From the entries below, pull out each line where "plain" appears.

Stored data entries
•••••

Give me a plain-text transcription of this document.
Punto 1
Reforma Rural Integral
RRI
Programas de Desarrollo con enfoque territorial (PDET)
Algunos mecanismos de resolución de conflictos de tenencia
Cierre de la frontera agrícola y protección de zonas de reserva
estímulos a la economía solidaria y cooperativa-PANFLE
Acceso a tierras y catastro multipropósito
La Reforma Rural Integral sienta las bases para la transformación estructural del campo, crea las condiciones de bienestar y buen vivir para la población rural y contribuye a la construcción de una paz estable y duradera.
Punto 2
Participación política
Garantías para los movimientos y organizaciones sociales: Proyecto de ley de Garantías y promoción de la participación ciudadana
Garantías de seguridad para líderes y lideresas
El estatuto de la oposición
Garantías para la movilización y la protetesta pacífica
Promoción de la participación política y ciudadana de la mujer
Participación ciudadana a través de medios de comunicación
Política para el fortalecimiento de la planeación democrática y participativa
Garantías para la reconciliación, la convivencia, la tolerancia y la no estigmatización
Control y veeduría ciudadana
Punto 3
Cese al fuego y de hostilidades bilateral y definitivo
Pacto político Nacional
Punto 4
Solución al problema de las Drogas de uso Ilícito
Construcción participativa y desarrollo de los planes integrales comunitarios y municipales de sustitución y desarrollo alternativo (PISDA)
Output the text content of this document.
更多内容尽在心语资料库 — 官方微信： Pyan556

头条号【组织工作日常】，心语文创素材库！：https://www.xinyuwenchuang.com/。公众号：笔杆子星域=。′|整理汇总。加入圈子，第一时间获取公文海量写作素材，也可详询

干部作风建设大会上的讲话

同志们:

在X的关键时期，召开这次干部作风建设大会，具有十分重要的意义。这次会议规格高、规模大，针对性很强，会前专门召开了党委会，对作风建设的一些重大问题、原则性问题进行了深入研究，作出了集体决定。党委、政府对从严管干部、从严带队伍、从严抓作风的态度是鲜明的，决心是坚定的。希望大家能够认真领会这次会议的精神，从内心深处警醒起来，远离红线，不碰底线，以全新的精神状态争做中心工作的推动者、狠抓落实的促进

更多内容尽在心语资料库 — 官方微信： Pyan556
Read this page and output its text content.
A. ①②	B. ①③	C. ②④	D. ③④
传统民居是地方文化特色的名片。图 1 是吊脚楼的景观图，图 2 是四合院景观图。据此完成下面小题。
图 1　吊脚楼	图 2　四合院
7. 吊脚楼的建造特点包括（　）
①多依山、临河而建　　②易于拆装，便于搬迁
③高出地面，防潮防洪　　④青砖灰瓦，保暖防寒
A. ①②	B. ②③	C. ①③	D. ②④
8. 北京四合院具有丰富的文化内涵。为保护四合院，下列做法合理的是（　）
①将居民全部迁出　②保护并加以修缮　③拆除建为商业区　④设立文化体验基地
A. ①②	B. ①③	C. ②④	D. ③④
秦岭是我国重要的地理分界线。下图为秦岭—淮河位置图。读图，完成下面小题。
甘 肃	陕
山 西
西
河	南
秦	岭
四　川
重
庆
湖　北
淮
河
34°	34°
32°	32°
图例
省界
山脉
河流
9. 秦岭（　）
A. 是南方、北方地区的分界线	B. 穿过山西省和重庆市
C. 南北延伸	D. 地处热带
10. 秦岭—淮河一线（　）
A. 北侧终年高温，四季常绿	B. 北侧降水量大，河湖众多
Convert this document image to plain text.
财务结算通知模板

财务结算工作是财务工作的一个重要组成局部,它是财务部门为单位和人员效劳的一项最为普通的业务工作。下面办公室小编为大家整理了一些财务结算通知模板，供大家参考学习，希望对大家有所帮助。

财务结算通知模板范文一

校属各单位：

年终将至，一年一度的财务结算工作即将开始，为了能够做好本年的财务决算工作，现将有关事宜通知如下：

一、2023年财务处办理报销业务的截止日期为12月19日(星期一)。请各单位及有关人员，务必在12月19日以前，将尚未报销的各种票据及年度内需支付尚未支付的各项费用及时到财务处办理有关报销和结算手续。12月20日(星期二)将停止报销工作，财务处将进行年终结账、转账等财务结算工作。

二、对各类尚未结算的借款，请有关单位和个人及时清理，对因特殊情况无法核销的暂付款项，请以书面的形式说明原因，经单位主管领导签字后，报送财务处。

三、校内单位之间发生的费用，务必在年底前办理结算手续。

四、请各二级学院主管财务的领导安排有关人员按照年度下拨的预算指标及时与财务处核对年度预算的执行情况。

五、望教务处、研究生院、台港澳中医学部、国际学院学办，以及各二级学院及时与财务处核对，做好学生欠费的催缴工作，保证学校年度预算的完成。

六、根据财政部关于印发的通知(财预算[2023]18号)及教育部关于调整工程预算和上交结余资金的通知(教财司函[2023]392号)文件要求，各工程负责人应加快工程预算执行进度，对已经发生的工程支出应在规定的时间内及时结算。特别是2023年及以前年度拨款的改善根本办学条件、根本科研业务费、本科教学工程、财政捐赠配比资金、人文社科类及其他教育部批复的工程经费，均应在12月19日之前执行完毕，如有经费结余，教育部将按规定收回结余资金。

•••••

## RESPONSE
Give me a plain-text transcription of this document.
Convert this document image to plain text.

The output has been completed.